* **WHAT THE EXERCISE ASKS**: Scan the data below for the string "left". Show every line where it turns up.

* **EXERCISE INPUT**:
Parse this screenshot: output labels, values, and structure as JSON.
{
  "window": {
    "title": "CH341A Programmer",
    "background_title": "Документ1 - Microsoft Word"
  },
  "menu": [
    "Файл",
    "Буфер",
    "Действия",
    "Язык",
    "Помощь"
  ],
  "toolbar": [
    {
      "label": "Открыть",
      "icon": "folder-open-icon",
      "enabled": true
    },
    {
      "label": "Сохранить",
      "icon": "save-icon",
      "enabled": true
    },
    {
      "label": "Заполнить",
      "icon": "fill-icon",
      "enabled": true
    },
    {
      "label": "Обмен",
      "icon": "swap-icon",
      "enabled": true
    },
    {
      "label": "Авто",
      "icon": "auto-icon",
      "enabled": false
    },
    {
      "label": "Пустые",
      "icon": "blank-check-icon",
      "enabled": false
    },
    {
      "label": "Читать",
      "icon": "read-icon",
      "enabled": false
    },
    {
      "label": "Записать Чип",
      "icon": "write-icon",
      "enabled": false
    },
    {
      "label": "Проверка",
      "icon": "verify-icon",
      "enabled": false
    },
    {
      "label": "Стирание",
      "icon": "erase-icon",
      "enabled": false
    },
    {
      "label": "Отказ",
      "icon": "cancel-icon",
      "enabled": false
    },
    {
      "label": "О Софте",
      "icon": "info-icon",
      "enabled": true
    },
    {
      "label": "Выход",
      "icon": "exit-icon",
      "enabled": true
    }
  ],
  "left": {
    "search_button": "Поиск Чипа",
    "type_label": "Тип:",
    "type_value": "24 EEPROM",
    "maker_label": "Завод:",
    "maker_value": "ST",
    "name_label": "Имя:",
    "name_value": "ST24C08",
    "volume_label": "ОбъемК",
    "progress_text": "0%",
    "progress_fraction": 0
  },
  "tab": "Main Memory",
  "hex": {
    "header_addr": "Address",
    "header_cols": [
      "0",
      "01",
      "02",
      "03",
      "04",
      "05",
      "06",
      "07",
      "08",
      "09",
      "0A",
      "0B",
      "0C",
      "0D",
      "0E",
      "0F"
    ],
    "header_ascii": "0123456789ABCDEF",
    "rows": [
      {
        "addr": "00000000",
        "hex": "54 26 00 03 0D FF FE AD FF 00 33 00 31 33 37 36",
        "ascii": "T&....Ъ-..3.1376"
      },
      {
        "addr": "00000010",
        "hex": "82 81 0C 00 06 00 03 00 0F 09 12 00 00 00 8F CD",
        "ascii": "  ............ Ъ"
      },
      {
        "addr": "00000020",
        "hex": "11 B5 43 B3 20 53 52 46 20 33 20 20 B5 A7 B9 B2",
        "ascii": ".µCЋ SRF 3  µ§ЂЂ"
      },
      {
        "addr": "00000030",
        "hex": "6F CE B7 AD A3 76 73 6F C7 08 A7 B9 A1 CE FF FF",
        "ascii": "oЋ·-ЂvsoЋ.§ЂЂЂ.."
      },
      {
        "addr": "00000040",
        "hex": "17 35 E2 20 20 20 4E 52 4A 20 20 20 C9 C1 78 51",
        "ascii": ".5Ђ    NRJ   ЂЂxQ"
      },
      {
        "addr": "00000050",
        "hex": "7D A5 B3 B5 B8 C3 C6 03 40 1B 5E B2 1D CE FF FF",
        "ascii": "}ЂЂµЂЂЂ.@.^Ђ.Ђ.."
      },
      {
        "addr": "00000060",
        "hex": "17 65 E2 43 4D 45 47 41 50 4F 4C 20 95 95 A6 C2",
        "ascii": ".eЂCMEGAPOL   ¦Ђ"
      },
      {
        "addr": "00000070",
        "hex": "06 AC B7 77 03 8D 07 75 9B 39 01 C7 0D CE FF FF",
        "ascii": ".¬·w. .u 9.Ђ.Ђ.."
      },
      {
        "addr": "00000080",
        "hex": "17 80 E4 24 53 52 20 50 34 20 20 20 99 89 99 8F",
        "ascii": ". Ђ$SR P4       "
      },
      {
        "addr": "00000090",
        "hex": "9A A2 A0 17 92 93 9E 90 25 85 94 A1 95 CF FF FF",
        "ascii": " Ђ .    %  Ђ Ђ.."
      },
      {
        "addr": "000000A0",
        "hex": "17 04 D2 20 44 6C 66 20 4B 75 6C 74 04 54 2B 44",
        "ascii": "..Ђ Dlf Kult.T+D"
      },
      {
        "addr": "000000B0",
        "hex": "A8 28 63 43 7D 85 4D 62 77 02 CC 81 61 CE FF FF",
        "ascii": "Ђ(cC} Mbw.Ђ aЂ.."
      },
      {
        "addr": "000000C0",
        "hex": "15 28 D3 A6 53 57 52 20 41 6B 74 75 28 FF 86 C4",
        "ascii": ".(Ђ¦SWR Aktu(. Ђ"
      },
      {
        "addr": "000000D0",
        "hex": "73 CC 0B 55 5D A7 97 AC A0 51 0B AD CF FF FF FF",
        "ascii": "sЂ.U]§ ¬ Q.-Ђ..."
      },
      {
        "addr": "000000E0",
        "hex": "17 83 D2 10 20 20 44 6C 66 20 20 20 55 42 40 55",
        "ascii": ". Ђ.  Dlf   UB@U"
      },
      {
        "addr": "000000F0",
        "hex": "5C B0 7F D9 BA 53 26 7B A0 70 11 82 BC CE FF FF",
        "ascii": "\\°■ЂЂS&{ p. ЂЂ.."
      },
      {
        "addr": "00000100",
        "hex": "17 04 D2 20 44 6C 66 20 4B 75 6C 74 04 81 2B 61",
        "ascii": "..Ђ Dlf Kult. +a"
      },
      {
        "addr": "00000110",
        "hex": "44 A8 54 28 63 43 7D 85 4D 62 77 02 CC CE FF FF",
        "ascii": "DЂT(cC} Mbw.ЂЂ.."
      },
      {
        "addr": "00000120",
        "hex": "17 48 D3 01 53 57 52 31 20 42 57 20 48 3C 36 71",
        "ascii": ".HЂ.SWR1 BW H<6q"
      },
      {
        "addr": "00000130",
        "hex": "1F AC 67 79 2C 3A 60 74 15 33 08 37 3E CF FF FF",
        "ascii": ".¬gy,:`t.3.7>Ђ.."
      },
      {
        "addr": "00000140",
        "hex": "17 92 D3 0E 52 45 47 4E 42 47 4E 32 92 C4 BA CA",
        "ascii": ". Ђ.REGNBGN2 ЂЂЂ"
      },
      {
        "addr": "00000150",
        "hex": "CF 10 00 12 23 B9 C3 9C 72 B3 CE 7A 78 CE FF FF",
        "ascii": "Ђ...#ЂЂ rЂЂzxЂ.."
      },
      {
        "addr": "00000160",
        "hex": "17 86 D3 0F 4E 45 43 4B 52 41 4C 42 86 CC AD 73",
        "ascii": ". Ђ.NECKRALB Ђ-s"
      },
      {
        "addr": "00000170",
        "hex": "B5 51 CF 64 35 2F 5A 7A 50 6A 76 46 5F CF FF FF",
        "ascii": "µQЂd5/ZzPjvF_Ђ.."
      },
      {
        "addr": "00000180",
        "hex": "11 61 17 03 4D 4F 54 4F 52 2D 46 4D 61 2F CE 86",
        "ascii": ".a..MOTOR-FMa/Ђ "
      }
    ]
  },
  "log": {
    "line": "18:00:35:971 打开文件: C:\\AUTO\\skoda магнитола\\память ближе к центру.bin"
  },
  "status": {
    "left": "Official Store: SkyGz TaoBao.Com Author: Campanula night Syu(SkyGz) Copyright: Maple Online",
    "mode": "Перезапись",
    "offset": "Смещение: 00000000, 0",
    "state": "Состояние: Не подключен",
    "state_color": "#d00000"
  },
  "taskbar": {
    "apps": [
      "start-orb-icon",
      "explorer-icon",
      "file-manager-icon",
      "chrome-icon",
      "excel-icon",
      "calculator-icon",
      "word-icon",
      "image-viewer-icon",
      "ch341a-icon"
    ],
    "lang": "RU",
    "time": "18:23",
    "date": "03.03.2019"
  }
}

* **FINISHED EXERCISE**:
  "left": {
    "left": "Official Store: SkyGz TaoBao.Com Author: Campanula night Syu(SkyGz) Copyright: Maple Online",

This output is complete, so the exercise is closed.